## GOAL
Return each line containing "能从事内".

## LISTED ENTRIES
□ □ □
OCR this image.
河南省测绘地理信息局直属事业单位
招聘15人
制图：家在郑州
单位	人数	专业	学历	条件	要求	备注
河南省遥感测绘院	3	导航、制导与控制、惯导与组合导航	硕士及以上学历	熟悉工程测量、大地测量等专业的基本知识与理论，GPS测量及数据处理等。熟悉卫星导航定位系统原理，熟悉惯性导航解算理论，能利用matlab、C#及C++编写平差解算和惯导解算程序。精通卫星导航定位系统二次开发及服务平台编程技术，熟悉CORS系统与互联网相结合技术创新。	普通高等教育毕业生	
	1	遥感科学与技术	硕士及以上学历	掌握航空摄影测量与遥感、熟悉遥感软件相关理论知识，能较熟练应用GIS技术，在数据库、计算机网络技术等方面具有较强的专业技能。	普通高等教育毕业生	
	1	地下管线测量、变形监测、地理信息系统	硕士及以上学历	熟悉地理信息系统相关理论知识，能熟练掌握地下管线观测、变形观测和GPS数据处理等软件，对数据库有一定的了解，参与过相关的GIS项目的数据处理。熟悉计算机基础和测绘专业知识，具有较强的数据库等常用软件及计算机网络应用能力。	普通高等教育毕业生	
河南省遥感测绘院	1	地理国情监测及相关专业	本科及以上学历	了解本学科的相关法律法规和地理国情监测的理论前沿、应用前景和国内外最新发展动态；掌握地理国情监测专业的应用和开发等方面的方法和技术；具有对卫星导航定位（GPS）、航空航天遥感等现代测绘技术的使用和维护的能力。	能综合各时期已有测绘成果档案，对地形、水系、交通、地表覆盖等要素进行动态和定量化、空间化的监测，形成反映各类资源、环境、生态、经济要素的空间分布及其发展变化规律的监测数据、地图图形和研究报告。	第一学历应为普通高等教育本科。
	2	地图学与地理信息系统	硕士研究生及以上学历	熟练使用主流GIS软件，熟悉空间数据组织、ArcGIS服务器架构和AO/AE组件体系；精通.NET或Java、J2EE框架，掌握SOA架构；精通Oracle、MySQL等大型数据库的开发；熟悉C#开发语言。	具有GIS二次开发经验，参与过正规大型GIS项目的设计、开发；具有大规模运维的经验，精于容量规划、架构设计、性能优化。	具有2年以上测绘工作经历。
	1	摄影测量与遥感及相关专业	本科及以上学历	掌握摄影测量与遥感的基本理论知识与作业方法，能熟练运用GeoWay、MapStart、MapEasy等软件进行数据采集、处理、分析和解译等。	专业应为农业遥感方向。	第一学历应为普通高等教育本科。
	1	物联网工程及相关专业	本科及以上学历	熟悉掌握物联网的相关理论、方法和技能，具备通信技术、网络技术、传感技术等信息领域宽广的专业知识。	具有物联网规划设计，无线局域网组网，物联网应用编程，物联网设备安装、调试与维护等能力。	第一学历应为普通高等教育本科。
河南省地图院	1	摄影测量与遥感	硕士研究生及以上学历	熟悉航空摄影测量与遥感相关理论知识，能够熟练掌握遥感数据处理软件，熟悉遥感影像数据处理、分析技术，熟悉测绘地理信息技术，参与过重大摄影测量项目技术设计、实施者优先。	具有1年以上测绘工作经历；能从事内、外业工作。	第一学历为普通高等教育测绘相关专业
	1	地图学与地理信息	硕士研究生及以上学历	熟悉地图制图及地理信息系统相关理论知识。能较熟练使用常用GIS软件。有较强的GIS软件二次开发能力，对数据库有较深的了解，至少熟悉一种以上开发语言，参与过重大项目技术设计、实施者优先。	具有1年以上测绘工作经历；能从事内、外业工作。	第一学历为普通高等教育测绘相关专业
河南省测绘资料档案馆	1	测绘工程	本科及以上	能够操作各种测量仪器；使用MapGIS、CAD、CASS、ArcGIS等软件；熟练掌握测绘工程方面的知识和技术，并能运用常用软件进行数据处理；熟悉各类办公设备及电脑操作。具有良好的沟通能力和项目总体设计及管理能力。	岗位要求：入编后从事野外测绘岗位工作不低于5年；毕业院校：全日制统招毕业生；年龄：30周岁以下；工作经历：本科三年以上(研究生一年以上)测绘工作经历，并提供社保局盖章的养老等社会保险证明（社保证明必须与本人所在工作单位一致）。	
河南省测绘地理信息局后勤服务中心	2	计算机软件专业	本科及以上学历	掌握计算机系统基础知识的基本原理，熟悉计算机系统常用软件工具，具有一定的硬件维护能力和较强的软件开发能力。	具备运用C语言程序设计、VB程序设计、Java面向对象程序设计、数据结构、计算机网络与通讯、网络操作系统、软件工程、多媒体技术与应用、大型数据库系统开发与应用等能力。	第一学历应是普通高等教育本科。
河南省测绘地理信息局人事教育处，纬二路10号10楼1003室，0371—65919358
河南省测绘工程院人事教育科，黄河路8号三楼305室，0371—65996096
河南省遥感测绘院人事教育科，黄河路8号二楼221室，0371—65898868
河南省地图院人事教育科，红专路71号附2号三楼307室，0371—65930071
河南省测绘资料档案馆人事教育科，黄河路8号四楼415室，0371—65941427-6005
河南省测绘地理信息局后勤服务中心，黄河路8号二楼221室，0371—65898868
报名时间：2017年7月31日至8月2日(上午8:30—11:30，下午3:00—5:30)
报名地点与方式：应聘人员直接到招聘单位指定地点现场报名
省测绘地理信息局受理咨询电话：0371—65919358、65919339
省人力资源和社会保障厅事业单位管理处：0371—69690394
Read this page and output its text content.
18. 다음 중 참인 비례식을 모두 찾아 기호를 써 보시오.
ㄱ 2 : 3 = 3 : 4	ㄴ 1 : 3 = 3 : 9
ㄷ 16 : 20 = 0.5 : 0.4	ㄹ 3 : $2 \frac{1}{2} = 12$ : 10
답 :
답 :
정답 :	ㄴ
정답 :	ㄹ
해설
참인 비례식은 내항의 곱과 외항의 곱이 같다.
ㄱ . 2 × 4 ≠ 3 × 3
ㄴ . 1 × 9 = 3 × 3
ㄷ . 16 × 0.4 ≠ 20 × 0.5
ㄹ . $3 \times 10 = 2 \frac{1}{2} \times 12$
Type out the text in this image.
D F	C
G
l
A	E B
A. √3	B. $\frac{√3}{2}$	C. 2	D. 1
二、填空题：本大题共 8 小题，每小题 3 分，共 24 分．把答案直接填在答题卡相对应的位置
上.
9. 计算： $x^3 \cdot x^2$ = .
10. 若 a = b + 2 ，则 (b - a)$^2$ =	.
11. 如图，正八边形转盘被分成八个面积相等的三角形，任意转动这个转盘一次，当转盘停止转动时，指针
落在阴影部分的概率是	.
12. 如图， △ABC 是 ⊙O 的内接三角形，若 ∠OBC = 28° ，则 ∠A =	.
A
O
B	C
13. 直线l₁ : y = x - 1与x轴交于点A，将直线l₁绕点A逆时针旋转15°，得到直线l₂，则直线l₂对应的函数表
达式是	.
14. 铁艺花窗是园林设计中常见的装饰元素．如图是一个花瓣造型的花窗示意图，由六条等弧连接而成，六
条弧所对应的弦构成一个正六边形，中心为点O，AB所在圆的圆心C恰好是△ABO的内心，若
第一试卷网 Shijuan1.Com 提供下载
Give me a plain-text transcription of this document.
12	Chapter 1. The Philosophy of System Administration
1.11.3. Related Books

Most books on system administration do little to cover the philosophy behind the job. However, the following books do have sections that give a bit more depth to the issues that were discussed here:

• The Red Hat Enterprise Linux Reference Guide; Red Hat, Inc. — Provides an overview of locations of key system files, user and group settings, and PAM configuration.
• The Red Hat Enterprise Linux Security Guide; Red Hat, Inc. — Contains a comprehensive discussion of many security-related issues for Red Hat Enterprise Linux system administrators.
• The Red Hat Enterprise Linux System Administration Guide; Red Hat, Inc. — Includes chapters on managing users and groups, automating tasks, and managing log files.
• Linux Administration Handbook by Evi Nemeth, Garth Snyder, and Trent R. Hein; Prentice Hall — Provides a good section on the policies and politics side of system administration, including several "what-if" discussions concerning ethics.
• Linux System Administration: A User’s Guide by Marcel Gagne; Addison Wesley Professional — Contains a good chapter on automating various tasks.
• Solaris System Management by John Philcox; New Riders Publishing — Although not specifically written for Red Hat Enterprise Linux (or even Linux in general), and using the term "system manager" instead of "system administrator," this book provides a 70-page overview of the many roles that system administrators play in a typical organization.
□ □ □
## THE SOLUTION
河南省地图院	1	摄影测量与遥感	硕士研究生及以上学历	熟悉航空摄影测量与遥感相关理论知识，能够熟练掌握遥感数据处理软件，熟悉遥感影像数据处理、分析技术，熟悉测绘地理信息技术，参与过重大摄影测量项目技术设计、实施者优先。	具有1年以上测绘工作经历；能从事内、外业工作。	第一学历为普通高等教育测绘相关专业
	1	地图学与地理信息	硕士研究生及以上学历	熟悉地图制图及地理信息系统相关理论知识。能较熟练使用常用GIS软件。有较强的GIS软件二次开发能力，对数据库有较深的了解，至少熟悉一种以上开发语言，参与过重大项目技术设计、实施者优先。	具有1年以上测绘工作经历；能从事内、外业工作。	第一学历为普通高等教育测绘相关专业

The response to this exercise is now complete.